[Saved entries]

----

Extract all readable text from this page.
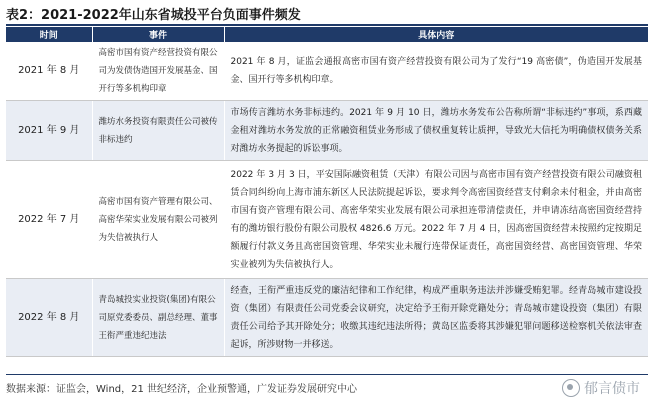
表2：2021-2022年山东省城投平台负面事件频发
时间	事件	具体内容
2021 年 8 月	高密市国有资产经营投资有限公司为发债伪造国开发展基金、国开行等多机构印章	2021 年 8 月，证监会通报高密市国有资产经营投资有限公司为了发行“19 高密债”，伪造国开发展基金、国开行等多机构印章。
2021 年 9 月	潍坊水务投资有限责任公司被传非标违约	市场传言潍坊水务非标违约。2021 年 9 月 10 日，潍坊水务发布公告称所谓“非标违约”事项，系西藏金租对潍坊水务发放的正常融资租赁业务形成了债权重复转让质押，导致光大信托为明确债权债务关系对潍坊水务提起的诉讼事项。
2022 年 7 月	高密市国有资产管理有限公司、高密华荣实业发展有限公司被列为失信被执行人	2022 年 3 月 3 日，平安国际融资租赁（天津）有限公司因与高密市国有资产经营投资有限公司融资租赁合同纠纷向上海市浦东新区人民法院提起诉讼，要求判令高密国资经营支付剩余未付租金，并由高密市国有资产管理有限公司、高密华荣实业发展有限公司承担连带清偿责任，并申请冻结高密国资经营持有的潍坊银行股份有限公司股权 4826.6 万元。2022 年 7 月 4 日，因高密国资经营未按照约定按期足额履行付款义务且高密国资管理、华荣实业未履行连带保证责任，高密国资经营、高密国资管理、华荣实业被列为失信被执行人。
2022 年 8 月	青岛城投实业投资(集团)有限公司原党委委员、副总经理、董事王衔严重违纪违法	经查，王衔严重违反党的廉洁纪律和工作纪律，构成严重职务违法并涉嫌受贿犯罪。经青岛城市建设投资（集团）有限责任公司党委会议研究，决定给予王衔开除党籍处分；青岛城市建设投资（集团）有限责任公司给予其开除处分；收缴其违纪违法所得；黄岛区监委将其涉嫌犯罪问题移送检察机关依法审查起诉，所涉财物一并移送。
数据来源：证监会，Wind，21 世纪经济，企业预警通，广发证券发展研究中心	郁言债市
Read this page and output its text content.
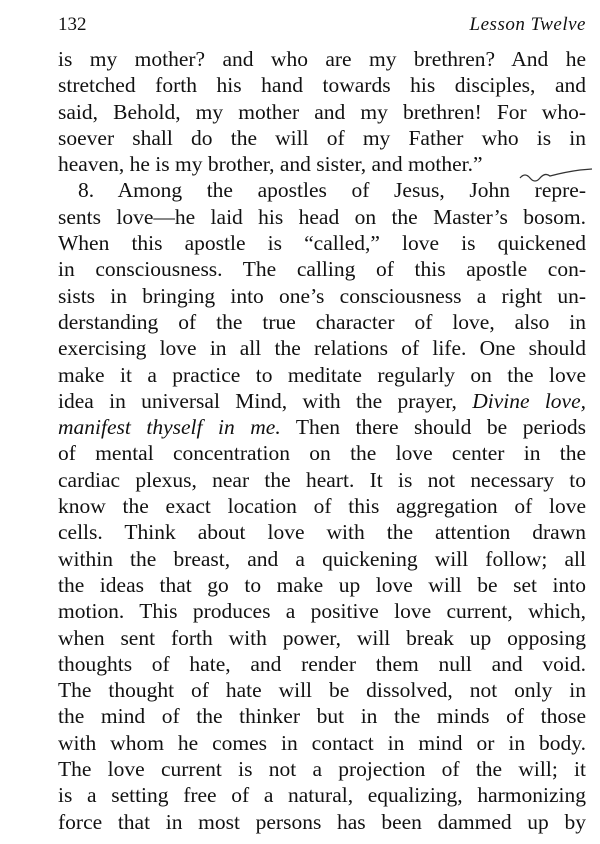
132	Lesson Twelve
is my mother? and who are my brethren? And he
stretched forth his hand towards his disciples, and
said, Behold, my mother and my brethren! For who-
soever shall do the will of my Father who is in
heaven, he is my brother, and sister, and mother.”
8. Among the apostles of Jesus, John repre-
sents love—he laid his head on the Master’s bosom.
When this apostle is “called,” love is quickened
in consciousness. The calling of this apostle con-
sists in bringing into one’s consciousness a right un-
derstanding of the true character of love, also in
exercising love in all the relations of life. One should
make it a practice to meditate regularly on the love
idea in universal Mind, with the prayer, Divine love,
manifest thyself in me. Then there should be periods
of mental concentration on the love center in the
cardiac plexus, near the heart. It is not necessary to
know the exact location of this aggregation of love
cells. Think about love with the attention drawn
within the breast, and a quickening will follow; all
the ideas that go to make up love will be set into
motion. This produces a positive love current, which,
when sent forth with power, will break up opposing
thoughts of hate, and render them null and void.
The thought of hate will be dissolved, not only in
the mind of the thinker but in the minds of those
with whom he comes in contact in mind or in body.
The love current is not a projection of the will; it
is a setting free of a natural, equalizing, harmonizing
force that in most persons has been dammed up by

----

TASK TO COMPLETE: Select the lines from the entries that include the word "text".

FINAL RESULT:
Extract all readable text from this page.
Read this page and output its text content.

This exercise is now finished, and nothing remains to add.